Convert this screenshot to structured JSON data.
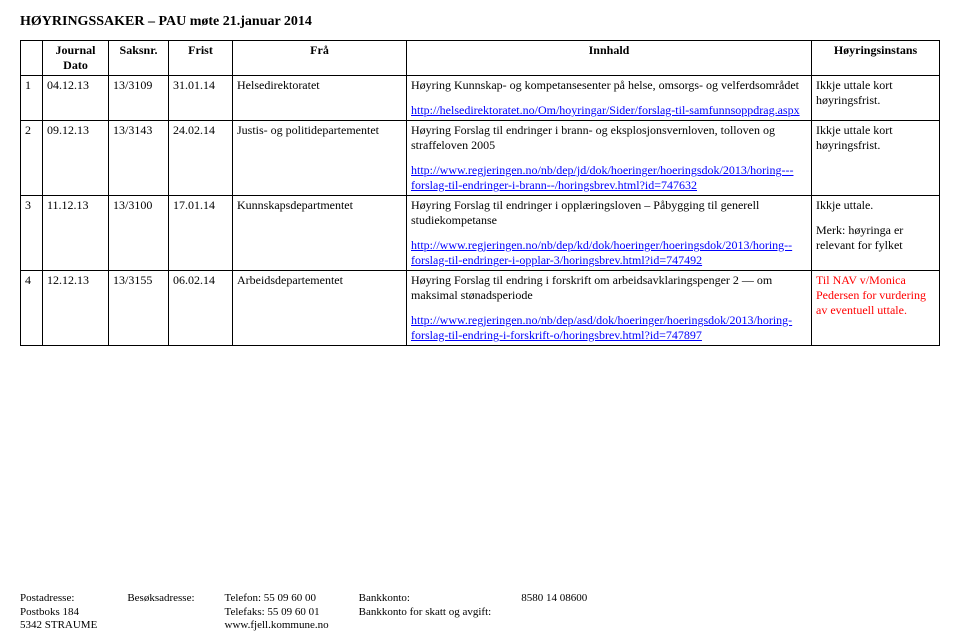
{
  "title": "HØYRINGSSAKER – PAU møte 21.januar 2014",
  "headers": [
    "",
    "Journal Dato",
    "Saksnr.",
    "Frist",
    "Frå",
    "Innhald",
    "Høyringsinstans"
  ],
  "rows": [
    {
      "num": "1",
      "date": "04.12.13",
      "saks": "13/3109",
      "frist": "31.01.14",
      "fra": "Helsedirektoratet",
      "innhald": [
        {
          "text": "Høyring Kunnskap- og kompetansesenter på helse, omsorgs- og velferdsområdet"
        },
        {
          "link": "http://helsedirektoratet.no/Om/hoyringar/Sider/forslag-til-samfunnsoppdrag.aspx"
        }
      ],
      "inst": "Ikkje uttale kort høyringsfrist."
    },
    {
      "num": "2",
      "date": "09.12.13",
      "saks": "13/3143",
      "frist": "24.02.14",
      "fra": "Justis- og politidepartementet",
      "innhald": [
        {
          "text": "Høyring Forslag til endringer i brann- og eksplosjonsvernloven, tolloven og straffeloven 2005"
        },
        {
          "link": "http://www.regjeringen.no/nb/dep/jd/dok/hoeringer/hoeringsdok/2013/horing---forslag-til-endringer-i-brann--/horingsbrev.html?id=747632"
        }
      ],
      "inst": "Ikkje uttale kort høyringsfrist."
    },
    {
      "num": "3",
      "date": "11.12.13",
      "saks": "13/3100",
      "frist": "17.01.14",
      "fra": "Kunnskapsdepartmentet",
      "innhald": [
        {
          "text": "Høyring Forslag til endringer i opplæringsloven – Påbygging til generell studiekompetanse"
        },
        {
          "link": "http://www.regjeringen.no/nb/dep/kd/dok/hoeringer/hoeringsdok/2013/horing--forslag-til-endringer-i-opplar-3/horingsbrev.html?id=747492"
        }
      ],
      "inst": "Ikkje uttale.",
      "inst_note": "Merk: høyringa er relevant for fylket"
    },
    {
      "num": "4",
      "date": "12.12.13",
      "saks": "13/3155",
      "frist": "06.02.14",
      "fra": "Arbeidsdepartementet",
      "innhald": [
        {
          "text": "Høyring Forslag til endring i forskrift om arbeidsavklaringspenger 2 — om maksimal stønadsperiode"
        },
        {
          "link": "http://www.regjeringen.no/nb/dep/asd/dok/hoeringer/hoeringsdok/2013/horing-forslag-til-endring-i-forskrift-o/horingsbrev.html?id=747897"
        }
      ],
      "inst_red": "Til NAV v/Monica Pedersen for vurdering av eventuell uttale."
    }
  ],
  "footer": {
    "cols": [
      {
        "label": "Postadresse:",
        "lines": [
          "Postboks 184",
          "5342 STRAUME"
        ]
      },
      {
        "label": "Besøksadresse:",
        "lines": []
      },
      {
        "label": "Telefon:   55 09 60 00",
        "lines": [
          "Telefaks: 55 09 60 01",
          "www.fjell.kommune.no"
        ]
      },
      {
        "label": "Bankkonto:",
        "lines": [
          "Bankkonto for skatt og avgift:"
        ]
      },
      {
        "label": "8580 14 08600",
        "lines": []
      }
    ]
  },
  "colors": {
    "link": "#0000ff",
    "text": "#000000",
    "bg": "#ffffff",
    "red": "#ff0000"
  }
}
...
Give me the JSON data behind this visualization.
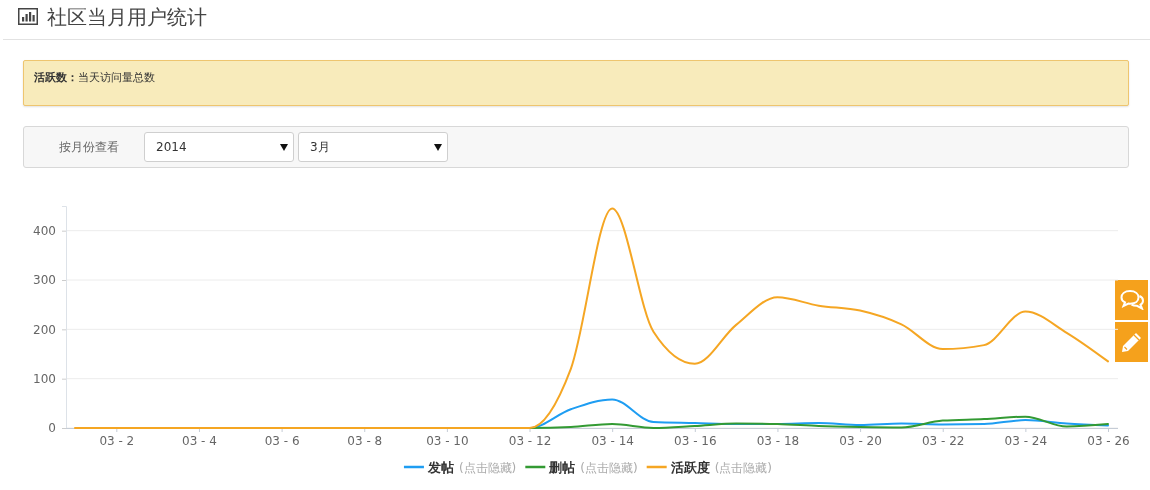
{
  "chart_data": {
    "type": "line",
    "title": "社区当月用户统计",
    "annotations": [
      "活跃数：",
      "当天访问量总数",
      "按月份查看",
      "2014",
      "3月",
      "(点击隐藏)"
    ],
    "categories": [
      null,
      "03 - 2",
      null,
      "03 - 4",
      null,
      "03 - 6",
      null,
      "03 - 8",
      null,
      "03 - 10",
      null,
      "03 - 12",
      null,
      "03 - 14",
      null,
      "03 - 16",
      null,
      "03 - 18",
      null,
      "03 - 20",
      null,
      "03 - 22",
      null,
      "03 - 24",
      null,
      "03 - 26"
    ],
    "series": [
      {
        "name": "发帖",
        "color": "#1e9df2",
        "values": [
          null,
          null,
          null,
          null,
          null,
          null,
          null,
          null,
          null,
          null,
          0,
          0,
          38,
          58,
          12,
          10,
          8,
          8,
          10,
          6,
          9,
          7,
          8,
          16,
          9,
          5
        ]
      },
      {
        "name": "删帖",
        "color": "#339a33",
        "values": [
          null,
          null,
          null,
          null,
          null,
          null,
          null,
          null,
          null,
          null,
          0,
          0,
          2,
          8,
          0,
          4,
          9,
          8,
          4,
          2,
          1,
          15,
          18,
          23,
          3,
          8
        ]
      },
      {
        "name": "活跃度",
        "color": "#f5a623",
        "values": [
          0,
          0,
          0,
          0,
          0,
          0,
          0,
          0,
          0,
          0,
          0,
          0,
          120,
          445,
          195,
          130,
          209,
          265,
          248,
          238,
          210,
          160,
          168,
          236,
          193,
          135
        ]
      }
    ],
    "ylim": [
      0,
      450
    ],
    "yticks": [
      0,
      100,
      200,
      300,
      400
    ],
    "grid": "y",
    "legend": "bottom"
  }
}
==
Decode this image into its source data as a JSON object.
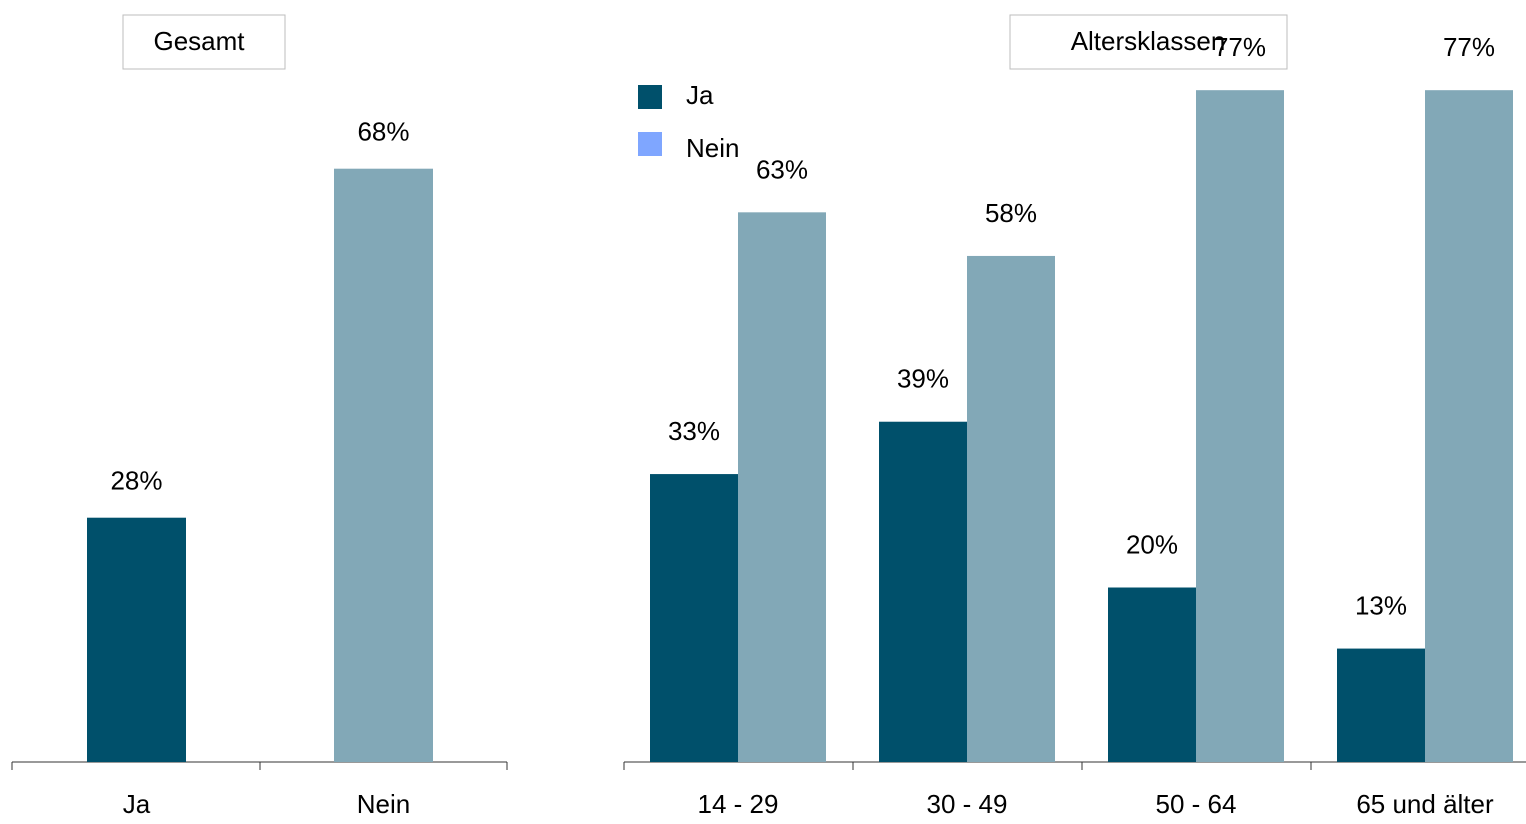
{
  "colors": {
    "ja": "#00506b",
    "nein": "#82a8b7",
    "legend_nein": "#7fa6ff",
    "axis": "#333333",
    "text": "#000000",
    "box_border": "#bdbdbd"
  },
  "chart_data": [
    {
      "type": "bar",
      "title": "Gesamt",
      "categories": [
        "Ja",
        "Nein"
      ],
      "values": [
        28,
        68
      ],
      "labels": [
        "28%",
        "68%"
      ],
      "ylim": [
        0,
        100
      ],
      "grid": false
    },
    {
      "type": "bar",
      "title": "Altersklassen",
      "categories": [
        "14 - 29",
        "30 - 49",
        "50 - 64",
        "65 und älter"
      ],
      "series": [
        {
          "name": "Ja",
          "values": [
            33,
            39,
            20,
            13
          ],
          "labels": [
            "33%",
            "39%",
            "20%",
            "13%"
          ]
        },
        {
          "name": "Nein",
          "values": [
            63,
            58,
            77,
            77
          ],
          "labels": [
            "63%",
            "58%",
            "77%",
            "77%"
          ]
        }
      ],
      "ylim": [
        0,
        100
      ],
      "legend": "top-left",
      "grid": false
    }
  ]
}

| Exercise prompt |
Every line holding "this" should be copied out.

| Task output |
Convert this screenshot to structured JSON data.
Give me the JSON data behind this visualization.
Decode this image into its source data as a JSON object.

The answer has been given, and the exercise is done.